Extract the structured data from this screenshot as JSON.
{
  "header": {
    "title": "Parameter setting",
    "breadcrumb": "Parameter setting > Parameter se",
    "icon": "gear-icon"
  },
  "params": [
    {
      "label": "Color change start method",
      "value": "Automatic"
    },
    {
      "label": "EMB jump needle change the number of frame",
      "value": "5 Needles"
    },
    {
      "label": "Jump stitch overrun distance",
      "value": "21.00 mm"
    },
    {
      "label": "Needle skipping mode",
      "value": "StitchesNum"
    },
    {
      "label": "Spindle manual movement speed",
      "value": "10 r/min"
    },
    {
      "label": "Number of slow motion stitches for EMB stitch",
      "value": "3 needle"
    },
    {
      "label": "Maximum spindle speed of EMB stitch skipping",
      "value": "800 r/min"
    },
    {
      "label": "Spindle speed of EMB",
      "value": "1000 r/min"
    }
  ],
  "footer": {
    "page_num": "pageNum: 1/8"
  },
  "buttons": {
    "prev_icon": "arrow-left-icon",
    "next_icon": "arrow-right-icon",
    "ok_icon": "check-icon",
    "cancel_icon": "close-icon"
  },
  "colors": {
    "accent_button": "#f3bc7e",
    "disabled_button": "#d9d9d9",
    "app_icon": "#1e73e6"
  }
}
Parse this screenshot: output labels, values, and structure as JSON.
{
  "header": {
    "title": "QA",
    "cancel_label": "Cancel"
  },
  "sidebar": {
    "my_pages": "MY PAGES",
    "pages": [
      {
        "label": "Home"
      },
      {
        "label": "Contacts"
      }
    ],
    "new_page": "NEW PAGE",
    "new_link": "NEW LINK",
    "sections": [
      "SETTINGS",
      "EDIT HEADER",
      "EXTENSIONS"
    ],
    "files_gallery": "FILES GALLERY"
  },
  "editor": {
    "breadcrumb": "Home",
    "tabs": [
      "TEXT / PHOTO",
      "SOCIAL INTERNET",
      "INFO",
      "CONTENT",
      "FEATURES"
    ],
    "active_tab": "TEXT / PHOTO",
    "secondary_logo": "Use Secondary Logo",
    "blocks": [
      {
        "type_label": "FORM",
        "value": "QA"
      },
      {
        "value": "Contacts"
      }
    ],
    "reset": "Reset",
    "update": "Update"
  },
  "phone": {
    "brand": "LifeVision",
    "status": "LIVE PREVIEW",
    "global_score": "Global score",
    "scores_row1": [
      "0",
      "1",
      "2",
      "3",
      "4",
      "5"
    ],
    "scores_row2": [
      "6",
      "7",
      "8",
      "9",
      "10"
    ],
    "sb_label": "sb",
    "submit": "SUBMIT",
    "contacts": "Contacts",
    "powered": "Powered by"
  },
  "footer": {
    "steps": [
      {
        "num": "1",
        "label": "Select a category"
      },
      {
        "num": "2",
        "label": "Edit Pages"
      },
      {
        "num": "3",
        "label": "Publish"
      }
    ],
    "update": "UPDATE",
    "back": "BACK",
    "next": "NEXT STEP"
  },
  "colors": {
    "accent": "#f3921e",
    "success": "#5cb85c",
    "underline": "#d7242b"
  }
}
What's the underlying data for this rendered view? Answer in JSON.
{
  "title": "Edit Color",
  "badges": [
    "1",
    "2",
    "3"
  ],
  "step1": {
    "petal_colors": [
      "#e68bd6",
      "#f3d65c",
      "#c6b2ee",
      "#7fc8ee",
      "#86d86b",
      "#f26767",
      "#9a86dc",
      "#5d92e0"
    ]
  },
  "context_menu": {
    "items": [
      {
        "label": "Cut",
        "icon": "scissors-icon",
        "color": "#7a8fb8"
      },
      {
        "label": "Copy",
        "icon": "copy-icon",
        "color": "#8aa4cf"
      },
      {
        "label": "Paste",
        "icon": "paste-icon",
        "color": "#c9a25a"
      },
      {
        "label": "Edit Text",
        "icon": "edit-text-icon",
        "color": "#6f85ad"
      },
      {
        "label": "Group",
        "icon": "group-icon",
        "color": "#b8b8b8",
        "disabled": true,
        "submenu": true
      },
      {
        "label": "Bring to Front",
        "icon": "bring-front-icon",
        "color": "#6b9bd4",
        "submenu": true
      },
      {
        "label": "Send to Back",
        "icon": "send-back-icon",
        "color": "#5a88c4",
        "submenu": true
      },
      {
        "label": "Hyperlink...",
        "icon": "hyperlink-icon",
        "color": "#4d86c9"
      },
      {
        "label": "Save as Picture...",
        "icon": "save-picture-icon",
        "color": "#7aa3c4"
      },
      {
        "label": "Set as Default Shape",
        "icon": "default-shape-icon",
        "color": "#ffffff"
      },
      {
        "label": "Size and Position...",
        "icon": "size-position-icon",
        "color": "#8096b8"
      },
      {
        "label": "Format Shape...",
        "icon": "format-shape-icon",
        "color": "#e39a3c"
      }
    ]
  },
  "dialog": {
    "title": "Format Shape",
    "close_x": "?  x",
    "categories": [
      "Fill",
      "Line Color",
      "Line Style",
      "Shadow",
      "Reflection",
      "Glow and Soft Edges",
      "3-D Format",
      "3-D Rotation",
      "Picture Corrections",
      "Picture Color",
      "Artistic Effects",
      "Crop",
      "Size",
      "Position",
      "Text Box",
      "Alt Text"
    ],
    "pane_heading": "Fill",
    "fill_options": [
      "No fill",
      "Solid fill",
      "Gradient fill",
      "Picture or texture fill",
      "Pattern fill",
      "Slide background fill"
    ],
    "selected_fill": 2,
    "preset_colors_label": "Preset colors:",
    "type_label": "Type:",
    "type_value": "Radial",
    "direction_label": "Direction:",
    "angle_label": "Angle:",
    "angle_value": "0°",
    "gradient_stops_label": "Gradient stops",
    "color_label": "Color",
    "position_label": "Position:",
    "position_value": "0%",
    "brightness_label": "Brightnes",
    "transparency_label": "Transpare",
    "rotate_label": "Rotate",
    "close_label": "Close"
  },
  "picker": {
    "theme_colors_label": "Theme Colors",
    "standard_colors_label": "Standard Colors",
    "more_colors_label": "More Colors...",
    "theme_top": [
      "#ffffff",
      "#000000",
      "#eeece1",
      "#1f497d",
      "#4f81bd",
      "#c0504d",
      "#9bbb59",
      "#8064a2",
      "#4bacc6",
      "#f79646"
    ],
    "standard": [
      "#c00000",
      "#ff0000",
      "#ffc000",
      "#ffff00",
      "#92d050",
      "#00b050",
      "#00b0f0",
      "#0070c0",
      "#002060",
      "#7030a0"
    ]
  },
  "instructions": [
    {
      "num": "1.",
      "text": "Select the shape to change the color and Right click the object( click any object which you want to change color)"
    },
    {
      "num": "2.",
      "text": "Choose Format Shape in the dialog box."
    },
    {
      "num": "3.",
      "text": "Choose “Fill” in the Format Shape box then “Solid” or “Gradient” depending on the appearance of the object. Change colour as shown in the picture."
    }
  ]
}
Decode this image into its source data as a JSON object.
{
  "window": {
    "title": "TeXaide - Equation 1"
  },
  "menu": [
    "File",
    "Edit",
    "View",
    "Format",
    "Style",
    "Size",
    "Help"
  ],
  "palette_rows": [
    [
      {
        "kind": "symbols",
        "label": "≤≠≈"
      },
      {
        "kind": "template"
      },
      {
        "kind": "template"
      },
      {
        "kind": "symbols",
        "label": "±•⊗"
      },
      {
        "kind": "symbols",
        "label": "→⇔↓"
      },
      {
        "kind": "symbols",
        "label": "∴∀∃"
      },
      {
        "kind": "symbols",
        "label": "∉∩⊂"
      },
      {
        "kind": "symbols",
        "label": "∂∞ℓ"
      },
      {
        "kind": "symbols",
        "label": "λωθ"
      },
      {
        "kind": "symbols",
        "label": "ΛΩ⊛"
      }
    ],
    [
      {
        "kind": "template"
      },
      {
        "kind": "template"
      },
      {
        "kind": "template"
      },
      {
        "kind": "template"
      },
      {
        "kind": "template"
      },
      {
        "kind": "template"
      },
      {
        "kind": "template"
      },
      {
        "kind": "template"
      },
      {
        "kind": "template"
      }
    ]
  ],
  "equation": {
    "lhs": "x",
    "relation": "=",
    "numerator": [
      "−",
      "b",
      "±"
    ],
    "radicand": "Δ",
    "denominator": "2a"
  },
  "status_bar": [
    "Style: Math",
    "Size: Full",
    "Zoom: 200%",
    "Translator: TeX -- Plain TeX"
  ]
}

• • • • •

_Your goal:_ Looking at the entries above, how many lines contain the word "Contacts"? Answer with the number alone.

_Correct answer:_ 3